TASK BRIEF
Repeat each line of the material exactly.

A run of records

+-------+

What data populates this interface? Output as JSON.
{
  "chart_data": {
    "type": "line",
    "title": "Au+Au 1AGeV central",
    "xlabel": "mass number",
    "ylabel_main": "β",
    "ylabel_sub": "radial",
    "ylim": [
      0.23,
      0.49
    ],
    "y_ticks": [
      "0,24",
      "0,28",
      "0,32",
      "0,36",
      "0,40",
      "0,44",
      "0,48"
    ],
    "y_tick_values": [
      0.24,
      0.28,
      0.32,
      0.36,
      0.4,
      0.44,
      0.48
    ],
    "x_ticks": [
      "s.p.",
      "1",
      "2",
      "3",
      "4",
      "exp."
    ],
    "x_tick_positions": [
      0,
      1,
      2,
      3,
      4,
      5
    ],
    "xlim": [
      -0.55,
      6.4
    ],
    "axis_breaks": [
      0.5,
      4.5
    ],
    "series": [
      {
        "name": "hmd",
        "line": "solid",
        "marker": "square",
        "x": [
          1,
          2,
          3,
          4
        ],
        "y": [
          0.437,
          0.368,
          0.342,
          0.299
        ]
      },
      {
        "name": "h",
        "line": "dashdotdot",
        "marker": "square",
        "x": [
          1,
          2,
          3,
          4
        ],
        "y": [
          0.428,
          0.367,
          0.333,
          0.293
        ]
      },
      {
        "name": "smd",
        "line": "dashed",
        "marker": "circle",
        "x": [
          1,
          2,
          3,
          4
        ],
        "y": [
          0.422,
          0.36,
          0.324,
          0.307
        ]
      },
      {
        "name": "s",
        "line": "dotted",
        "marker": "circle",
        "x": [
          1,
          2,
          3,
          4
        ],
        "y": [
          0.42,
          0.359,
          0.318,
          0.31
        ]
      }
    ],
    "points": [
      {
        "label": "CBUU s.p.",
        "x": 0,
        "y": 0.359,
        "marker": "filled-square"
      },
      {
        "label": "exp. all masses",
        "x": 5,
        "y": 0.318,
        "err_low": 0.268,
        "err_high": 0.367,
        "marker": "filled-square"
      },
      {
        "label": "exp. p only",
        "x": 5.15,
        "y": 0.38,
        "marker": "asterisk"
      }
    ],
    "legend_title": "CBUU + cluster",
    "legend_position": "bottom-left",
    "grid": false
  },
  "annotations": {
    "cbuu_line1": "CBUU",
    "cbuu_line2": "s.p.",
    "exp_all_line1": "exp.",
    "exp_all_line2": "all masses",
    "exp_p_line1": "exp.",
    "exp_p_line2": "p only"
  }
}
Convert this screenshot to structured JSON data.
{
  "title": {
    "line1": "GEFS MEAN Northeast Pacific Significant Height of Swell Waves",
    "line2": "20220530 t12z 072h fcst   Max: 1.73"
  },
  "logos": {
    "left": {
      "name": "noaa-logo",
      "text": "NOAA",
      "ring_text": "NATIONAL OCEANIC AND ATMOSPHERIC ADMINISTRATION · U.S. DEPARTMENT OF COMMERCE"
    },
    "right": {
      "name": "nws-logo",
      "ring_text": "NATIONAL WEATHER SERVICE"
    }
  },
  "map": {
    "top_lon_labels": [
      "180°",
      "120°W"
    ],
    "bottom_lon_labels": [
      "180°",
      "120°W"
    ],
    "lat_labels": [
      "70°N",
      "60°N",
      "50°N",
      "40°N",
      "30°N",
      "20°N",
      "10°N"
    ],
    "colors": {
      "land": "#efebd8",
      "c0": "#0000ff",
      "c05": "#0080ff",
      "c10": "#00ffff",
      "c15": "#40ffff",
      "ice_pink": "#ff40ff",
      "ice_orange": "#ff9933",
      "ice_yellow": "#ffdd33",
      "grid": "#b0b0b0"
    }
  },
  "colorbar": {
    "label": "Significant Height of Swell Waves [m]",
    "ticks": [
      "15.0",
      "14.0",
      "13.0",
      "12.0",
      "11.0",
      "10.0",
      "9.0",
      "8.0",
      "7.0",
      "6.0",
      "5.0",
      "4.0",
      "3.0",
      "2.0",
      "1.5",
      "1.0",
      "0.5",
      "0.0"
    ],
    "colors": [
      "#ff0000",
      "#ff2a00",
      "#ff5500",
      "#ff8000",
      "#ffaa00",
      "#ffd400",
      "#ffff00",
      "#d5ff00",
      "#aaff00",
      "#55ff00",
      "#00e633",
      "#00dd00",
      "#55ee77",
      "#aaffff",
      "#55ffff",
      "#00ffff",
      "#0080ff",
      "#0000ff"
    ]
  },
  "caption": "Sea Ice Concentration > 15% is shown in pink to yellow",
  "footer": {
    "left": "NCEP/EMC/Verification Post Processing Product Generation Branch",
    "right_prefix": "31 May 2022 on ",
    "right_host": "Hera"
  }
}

+-------+

REPLY TO THE TASK
What data populates this interface? Output as JSON.
{
  "chart_data": {
    "type": "line",
    "title": "Au+Au 1AGeV central",
    "xlabel": "mass number",
    "ylabel_main": "β",
    "ylabel_sub": "radial",
    "ylim": [
      0.23,
      0.49
    ],
    "y_ticks": [
      "0,24",
      "0,28",
      "0,32",
      "0,36",
      "0,40",
      "0,44",
      "0,48"
    ],
    "y_tick_values": [
      0.24,
      0.28,
      0.32,
      0.36,
      0.4,
      0.44,
      0.48
    ],
    "x_ticks": [
      "s.p.",
      "1",
      "2",
      "3",
      "4",
      "exp."
    ],
    "x_tick_positions": [
      0,
      1,
      2,
      3,
      4,
      5
    ],
    "xlim": [
      -0.55,
      6.4
    ],
    "axis_breaks": [
      0.5,
      4.5
    ],
    "series": [
      {
        "name": "hmd",
        "line": "solid",
        "marker": "square",
        "x": [
          1,
          2,
          3,
          4
        ],
        "y": [
          0.437,
          0.368,
          0.342,
          0.299
        ]
      },
      {
        "name": "h",
        "line": "dashdotdot",
        "marker": "square",
        "x": [
          1,
          2,
          3,
          4
        ],
        "y": [
          0.428,
          0.367,
          0.333,
          0.293
        ]
      },
      {
        "name": "smd",
        "line": "dashed",
        "marker": "circle",
        "x": [
          1,
          2,
          3,
          4
        ],
        "y": [
          0.422,
          0.36,
          0.324,
          0.307
        ]
      },
      {
        "name": "s",
        "line": "dotted",
        "marker": "circle",
        "x": [
          1,
          2,
          3,
          4
        ],
        "y": [
          0.42,
          0.359,
          0.318,
          0.31
        ]
      }
    ],
    "points": [
      {
        "label": "CBUU s.p.",
        "x": 0,
        "y": 0.359,
        "marker": "filled-square"
      },
      {
        "label": "exp. all masses",
        "x": 5,
        "y": 0.318,
        "err_low": 0.268,
        "err_high": 0.367,
        "marker": "filled-square"
      },
      {
        "label": "exp. p only",
        "x": 5.15,
        "y": 0.38,
        "marker": "asterisk"
      }
    ],
    "legend_title": "CBUU + cluster",
    "legend_position": "bottom-left",
    "grid": false
  },
  "annotations": {
    "cbuu_line1": "CBUU",
    "cbuu_line2": "s.p.",
    "exp_all_line1": "exp.",
    "exp_all_line2": "all masses",
    "exp_p_line1": "exp.",
    "exp_p_line2": "p only"
  }
}
Convert this screenshot to structured JSON data.
{
  "title": {
    "line1": "GEFS MEAN Northeast Pacific Significant Height of Swell Waves",
    "line2": "20220530 t12z 072h fcst   Max: 1.73"
  },
  "logos": {
    "left": {
      "name": "noaa-logo",
      "text": "NOAA",
      "ring_text": "NATIONAL OCEANIC AND ATMOSPHERIC ADMINISTRATION · U.S. DEPARTMENT OF COMMERCE"
    },
    "right": {
      "name": "nws-logo",
      "ring_text": "NATIONAL WEATHER SERVICE"
    }
  },
  "map": {
    "top_lon_labels": [
      "180°",
      "120°W"
    ],
    "bottom_lon_labels": [
      "180°",
      "120°W"
    ],
    "lat_labels": [
      "70°N",
      "60°N",
      "50°N",
      "40°N",
      "30°N",
      "20°N",
      "10°N"
    ],
    "colors": {
      "land": "#efebd8",
      "c0": "#0000ff",
      "c05": "#0080ff",
      "c10": "#00ffff",
      "c15": "#40ffff",
      "ice_pink": "#ff40ff",
      "ice_orange": "#ff9933",
      "ice_yellow": "#ffdd33",
      "grid": "#b0b0b0"
    }
  },
  "colorbar": {
    "label": "Significant Height of Swell Waves [m]",
    "ticks": [
      "15.0",
      "14.0",
      "13.0",
      "12.0",
      "11.0",
      "10.0",
      "9.0",
      "8.0",
      "7.0",
      "6.0",
      "5.0",
      "4.0",
      "3.0",
      "2.0",
      "1.5",
      "1.0",
      "0.5",
      "0.0"
    ],
    "colors": [
      "#ff0000",
      "#ff2a00",
      "#ff5500",
      "#ff8000",
      "#ffaa00",
      "#ffd400",
      "#ffff00",
      "#d5ff00",
      "#aaff00",
      "#55ff00",
      "#00e633",
      "#00dd00",
      "#55ee77",
      "#aaffff",
      "#55ffff",
      "#00ffff",
      "#0080ff",
      "#0000ff"
    ]
  },
  "caption": "Sea Ice Concentration > 15% is shown in pink to yellow",
  "footer": {
    "left": "NCEP/EMC/Verification Post Processing Product Generation Branch",
    "right_prefix": "31 May 2022 on ",
    "right_host": "Hera"
  }
}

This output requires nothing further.